Exercise input
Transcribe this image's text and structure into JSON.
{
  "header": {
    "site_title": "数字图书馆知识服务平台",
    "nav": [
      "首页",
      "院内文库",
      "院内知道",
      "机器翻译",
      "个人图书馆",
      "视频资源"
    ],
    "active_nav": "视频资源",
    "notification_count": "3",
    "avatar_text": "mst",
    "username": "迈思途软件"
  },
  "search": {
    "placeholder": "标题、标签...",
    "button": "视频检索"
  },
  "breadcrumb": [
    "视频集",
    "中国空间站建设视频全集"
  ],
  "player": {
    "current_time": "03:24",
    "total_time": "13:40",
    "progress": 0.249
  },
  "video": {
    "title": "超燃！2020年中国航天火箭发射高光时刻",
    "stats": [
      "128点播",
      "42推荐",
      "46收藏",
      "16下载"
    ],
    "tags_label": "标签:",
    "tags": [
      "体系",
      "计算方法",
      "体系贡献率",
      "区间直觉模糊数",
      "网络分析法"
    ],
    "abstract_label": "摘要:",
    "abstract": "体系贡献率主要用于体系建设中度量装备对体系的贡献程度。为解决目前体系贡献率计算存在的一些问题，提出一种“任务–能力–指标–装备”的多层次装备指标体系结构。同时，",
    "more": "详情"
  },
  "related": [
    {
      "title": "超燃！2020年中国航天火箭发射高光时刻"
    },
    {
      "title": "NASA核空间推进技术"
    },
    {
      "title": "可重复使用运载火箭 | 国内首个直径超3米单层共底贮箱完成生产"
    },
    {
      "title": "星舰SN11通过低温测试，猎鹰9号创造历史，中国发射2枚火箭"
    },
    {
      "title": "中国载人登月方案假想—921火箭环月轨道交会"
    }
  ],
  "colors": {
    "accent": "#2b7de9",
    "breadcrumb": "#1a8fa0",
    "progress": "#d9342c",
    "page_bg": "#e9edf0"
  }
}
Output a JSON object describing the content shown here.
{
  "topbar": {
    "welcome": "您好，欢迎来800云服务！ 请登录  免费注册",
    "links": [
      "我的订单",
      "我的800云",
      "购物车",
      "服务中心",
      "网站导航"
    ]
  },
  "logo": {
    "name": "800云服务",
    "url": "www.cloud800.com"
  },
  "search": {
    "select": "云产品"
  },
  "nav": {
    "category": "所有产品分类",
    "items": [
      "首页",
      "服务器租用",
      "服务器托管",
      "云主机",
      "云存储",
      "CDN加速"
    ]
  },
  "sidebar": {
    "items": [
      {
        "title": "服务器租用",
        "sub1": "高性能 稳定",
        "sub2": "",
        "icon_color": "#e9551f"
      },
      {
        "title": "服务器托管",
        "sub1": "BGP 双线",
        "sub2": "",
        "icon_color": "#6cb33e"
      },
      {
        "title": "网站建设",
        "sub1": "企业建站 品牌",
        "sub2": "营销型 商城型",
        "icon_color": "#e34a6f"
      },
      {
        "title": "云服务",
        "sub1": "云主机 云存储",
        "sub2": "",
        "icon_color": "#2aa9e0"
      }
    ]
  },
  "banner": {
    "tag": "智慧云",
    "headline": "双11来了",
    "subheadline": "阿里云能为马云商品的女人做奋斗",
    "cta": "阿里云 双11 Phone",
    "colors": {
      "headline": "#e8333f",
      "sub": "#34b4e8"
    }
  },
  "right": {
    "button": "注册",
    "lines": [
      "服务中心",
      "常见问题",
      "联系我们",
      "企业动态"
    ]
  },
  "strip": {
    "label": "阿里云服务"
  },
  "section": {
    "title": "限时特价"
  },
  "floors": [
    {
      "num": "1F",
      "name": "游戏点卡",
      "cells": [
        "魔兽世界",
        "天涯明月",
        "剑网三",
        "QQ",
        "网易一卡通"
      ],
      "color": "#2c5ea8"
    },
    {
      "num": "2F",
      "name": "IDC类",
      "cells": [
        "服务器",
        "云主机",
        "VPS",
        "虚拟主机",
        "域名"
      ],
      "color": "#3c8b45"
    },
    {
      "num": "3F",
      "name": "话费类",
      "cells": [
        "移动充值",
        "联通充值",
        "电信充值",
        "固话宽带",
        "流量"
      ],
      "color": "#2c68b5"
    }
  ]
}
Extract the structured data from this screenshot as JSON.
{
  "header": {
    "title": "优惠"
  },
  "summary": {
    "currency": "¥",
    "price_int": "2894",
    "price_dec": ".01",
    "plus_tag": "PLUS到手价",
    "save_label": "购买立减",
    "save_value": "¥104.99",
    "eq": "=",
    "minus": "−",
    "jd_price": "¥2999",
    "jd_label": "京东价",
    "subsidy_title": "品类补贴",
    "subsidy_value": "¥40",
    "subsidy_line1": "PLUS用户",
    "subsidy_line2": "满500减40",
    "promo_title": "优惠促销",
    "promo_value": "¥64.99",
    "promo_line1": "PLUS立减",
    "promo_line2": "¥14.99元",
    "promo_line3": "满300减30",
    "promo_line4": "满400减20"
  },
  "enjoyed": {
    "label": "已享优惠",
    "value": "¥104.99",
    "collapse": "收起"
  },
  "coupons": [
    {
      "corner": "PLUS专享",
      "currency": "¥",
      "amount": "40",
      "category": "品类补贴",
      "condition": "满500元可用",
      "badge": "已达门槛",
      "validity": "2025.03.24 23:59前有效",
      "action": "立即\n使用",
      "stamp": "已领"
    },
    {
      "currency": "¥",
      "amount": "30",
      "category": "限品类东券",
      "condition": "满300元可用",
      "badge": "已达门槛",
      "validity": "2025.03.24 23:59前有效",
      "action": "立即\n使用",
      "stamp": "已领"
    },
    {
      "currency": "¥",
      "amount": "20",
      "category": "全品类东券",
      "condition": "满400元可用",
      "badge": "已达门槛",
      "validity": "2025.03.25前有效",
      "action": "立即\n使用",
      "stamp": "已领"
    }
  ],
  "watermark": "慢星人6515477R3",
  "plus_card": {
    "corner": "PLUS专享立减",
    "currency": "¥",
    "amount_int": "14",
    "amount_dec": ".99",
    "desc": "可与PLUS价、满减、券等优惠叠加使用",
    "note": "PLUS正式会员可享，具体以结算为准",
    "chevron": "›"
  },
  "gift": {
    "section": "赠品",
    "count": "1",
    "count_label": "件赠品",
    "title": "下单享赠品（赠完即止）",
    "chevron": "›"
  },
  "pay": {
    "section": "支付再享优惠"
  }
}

Set problem
Isolate each line of the listing above that includes "category". Copy it.

Answer to the exercise
    "category": "所有产品分类",
      "category": "品类补贴",
      "category": "限品类东券",
      "category": "全品类东券",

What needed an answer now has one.